* Start Excerpted records *

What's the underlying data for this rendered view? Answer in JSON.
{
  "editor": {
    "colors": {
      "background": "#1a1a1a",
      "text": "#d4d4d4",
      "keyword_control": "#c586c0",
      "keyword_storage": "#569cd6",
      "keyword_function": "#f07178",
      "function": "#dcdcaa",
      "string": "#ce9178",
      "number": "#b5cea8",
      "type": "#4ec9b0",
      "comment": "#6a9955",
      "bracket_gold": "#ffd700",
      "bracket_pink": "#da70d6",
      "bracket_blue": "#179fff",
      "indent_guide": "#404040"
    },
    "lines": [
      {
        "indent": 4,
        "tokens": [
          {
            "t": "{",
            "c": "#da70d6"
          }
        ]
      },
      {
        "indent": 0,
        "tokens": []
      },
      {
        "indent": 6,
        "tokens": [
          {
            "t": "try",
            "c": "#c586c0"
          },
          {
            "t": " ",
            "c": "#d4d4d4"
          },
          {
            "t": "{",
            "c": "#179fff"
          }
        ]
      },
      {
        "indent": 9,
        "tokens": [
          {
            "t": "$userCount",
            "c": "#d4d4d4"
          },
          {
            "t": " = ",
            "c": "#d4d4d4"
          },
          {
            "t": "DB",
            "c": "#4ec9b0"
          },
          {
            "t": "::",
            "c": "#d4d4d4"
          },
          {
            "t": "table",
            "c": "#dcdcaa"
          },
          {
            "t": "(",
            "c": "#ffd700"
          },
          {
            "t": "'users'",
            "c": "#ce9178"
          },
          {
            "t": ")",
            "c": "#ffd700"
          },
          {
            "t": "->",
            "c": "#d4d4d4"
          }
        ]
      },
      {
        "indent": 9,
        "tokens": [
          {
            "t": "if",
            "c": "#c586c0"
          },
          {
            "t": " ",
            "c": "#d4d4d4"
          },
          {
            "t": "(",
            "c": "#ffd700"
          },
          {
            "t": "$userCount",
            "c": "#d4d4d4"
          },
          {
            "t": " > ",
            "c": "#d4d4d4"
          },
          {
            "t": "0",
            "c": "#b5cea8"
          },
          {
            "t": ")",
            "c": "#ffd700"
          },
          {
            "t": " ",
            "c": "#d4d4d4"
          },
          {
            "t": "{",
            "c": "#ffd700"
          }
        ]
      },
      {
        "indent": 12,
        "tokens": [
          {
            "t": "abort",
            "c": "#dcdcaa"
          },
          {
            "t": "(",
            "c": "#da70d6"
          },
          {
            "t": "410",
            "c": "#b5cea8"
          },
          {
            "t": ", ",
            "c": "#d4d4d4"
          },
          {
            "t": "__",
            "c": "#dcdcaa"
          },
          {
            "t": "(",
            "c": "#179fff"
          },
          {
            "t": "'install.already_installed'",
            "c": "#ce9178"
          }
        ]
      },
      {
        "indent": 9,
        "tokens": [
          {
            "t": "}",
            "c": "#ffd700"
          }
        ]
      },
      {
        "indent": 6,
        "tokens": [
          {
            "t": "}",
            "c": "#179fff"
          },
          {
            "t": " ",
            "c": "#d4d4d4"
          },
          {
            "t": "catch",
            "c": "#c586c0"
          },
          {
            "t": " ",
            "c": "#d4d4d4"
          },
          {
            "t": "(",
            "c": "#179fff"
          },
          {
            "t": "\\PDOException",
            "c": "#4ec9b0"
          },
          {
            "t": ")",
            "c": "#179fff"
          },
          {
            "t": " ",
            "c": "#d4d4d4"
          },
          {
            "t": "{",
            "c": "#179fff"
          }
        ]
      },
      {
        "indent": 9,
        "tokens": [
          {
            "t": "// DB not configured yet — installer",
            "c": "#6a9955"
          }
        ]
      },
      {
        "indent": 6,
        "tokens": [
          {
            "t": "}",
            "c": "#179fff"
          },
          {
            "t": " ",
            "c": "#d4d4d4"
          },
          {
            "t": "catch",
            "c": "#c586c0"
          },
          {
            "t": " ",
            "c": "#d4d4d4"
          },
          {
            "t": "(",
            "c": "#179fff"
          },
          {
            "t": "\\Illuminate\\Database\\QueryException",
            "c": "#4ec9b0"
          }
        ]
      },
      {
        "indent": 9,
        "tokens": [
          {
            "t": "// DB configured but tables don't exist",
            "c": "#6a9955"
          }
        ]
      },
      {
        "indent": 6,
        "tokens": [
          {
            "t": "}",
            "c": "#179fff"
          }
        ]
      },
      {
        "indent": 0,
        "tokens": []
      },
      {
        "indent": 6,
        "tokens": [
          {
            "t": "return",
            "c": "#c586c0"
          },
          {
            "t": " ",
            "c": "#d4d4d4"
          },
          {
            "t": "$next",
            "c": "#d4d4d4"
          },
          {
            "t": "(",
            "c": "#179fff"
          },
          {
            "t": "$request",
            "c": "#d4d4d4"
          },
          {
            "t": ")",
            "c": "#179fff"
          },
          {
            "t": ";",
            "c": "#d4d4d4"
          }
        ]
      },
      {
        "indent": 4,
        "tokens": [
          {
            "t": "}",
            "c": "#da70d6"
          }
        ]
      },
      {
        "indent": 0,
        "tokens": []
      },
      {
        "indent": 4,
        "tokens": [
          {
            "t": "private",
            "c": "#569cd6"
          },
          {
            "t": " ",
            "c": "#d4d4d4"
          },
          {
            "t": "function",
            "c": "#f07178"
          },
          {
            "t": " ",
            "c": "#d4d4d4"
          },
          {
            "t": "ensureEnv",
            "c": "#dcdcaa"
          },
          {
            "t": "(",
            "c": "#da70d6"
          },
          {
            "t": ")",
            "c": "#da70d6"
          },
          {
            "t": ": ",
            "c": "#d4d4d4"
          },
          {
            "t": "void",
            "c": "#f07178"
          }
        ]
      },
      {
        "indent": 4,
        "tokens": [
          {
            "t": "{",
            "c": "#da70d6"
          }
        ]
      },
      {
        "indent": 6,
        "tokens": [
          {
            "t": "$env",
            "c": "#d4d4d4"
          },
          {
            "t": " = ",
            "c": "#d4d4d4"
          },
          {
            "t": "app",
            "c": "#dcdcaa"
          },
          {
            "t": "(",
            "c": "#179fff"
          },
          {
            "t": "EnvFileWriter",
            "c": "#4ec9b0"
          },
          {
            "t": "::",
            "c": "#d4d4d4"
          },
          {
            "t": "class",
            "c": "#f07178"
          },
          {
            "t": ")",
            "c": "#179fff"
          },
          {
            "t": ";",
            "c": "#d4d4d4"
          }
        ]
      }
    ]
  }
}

* End Excerpted records *

▸ **Given task**
Every record above should be output exactly.

▸ **The reply**
What's the underlying data for this rendered view? Answer in JSON.
{
  "editor": {
    "colors": {
      "background": "#1a1a1a",
      "text": "#d4d4d4",
      "keyword_control": "#c586c0",
      "keyword_storage": "#569cd6",
      "keyword_function": "#f07178",
      "function": "#dcdcaa",
      "string": "#ce9178",
      "number": "#b5cea8",
      "type": "#4ec9b0",
      "comment": "#6a9955",
      "bracket_gold": "#ffd700",
      "bracket_pink": "#da70d6",
      "bracket_blue": "#179fff",
      "indent_guide": "#404040"
    },
    "lines": [
      {
        "indent": 4,
        "tokens": [
          {
            "t": "{",
            "c": "#da70d6"
          }
        ]
      },
      {
        "indent": 0,
        "tokens": []
      },
      {
        "indent": 6,
        "tokens": [
          {
            "t": "try",
            "c": "#c586c0"
          },
          {
            "t": " ",
            "c": "#d4d4d4"
          },
          {
            "t": "{",
            "c": "#179fff"
          }
        ]
      },
      {
        "indent": 9,
        "tokens": [
          {
            "t": "$userCount",
            "c": "#d4d4d4"
          },
          {
            "t": " = ",
            "c": "#d4d4d4"
          },
          {
            "t": "DB",
            "c": "#4ec9b0"
          },
          {
            "t": "::",
            "c": "#d4d4d4"
          },
          {
            "t": "table",
            "c": "#dcdcaa"
          },
          {
            "t": "(",
            "c": "#ffd700"
          },
          {
            "t": "'users'",
            "c": "#ce9178"
          },
          {
            "t": ")",
            "c": "#ffd700"
          },
          {
            "t": "->",
            "c": "#d4d4d4"
          }
        ]
      },
      {
        "indent": 9,
        "tokens": [
          {
            "t": "if",
            "c": "#c586c0"
          },
          {
            "t": " ",
            "c": "#d4d4d4"
          },
          {
            "t": "(",
            "c": "#ffd700"
          },
          {
            "t": "$userCount",
            "c": "#d4d4d4"
          },
          {
            "t": " > ",
            "c": "#d4d4d4"
          },
          {
            "t": "0",
            "c": "#b5cea8"
          },
          {
            "t": ")",
            "c": "#ffd700"
          },
          {
            "t": " ",
            "c": "#d4d4d4"
          },
          {
            "t": "{",
            "c": "#ffd700"
          }
        ]
      },
      {
        "indent": 12,
        "tokens": [
          {
            "t": "abort",
            "c": "#dcdcaa"
          },
          {
            "t": "(",
            "c": "#da70d6"
          },
          {
            "t": "410",
            "c": "#b5cea8"
          },
          {
            "t": ", ",
            "c": "#d4d4d4"
          },
          {
            "t": "__",
            "c": "#dcdcaa"
          },
          {
            "t": "(",
            "c": "#179fff"
          },
          {
            "t": "'install.already_installed'",
            "c": "#ce9178"
          }
        ]
      },
      {
        "indent": 9,
        "tokens": [
          {
            "t": "}",
            "c": "#ffd700"
          }
        ]
      },
      {
        "indent": 6,
        "tokens": [
          {
            "t": "}",
            "c": "#179fff"
          },
          {
            "t": " ",
            "c": "#d4d4d4"
          },
          {
            "t": "catch",
            "c": "#c586c0"
          },
          {
            "t": " ",
            "c": "#d4d4d4"
          },
          {
            "t": "(",
            "c": "#179fff"
          },
          {
            "t": "\\PDOException",
            "c": "#4ec9b0"
          },
          {
            "t": ")",
            "c": "#179fff"
          },
          {
            "t": " ",
            "c": "#d4d4d4"
          },
          {
            "t": "{",
            "c": "#179fff"
          }
        ]
      },
      {
        "indent": 9,
        "tokens": [
          {
            "t": "// DB not configured yet — installer",
            "c": "#6a9955"
          }
        ]
      },
      {
        "indent": 6,
        "tokens": [
          {
            "t": "}",
            "c": "#179fff"
          },
          {
            "t": " ",
            "c": "#d4d4d4"
          },
          {
            "t": "catch",
            "c": "#c586c0"
          },
          {
            "t": " ",
            "c": "#d4d4d4"
          },
          {
            "t": "(",
            "c": "#179fff"
          },
          {
            "t": "\\Illuminate\\Database\\QueryException",
            "c": "#4ec9b0"
          }
        ]
      },
      {
        "indent": 9,
        "tokens": [
          {
            "t": "// DB configured but tables don't exist",
            "c": "#6a9955"
          }
        ]
      },
      {
        "indent": 6,
        "tokens": [
          {
            "t": "}",
            "c": "#179fff"
          }
        ]
      },
      {
        "indent": 0,
        "tokens": []
      },
      {
        "indent": 6,
        "tokens": [
          {
            "t": "return",
            "c": "#c586c0"
          },
          {
            "t": " ",
            "c": "#d4d4d4"
          },
          {
            "t": "$next",
            "c": "#d4d4d4"
          },
          {
            "t": "(",
            "c": "#179fff"
          },
          {
            "t": "$request",
            "c": "#d4d4d4"
          },
          {
            "t": ")",
            "c": "#179fff"
          },
          {
            "t": ";",
            "c": "#d4d4d4"
          }
        ]
      },
      {
        "indent": 4,
        "tokens": [
          {
            "t": "}",
            "c": "#da70d6"
          }
        ]
      },
      {
        "indent": 0,
        "tokens": []
      },
      {
        "indent": 4,
        "tokens": [
          {
            "t": "private",
            "c": "#569cd6"
          },
          {
            "t": " ",
            "c": "#d4d4d4"
          },
          {
            "t": "function",
            "c": "#f07178"
          },
          {
            "t": " ",
            "c": "#d4d4d4"
          },
          {
            "t": "ensureEnv",
            "c": "#dcdcaa"
          },
          {
            "t": "(",
            "c": "#da70d6"
          },
          {
            "t": ")",
            "c": "#da70d6"
          },
          {
            "t": ": ",
            "c": "#d4d4d4"
          },
          {
            "t": "void",
            "c": "#f07178"
          }
        ]
      },
      {
        "indent": 4,
        "tokens": [
          {
            "t": "{",
            "c": "#da70d6"
          }
        ]
      },
      {
        "indent": 6,
        "tokens": [
          {
            "t": "$env",
            "c": "#d4d4d4"
          },
          {
            "t": " = ",
            "c": "#d4d4d4"
          },
          {
            "t": "app",
            "c": "#dcdcaa"
          },
          {
            "t": "(",
            "c": "#179fff"
          },
          {
            "t": "EnvFileWriter",
            "c": "#4ec9b0"
          },
          {
            "t": "::",
            "c": "#d4d4d4"
          },
          {
            "t": "class",
            "c": "#f07178"
          },
          {
            "t": ")",
            "c": "#179fff"
          },
          {
            "t": ";",
            "c": "#d4d4d4"
          }
        ]
      }
    ]
  }
}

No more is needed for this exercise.